### Problem:
Give only the number of lines below that contain the word "this".

### Given data:
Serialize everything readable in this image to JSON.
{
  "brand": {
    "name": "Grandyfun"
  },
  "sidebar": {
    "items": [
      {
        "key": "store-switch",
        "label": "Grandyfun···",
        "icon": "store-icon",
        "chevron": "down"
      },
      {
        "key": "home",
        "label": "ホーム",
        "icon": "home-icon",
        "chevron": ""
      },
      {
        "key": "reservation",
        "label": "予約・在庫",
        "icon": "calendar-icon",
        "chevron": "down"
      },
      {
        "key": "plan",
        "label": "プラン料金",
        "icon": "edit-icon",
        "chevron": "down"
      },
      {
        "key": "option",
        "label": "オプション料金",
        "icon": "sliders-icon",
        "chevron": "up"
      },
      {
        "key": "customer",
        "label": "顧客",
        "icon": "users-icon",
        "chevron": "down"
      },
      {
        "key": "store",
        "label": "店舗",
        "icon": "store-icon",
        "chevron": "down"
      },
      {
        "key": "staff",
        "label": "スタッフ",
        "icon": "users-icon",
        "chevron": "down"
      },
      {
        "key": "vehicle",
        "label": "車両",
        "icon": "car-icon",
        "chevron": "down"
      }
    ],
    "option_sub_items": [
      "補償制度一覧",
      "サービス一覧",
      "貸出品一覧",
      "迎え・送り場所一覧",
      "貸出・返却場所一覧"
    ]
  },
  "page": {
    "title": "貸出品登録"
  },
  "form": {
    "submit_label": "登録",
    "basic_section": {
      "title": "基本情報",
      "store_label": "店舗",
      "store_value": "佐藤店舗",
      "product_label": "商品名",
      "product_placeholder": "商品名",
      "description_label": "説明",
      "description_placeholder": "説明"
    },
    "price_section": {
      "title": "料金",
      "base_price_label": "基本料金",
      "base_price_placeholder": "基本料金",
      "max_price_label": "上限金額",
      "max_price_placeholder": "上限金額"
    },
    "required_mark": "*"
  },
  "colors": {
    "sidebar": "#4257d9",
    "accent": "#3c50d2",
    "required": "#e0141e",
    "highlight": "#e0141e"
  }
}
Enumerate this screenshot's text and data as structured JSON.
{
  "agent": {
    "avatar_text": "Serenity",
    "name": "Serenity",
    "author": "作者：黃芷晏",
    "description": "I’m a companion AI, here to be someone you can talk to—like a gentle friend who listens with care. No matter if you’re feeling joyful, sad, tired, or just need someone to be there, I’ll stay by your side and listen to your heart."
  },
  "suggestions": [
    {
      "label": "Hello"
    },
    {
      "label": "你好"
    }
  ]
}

### Solution below:
2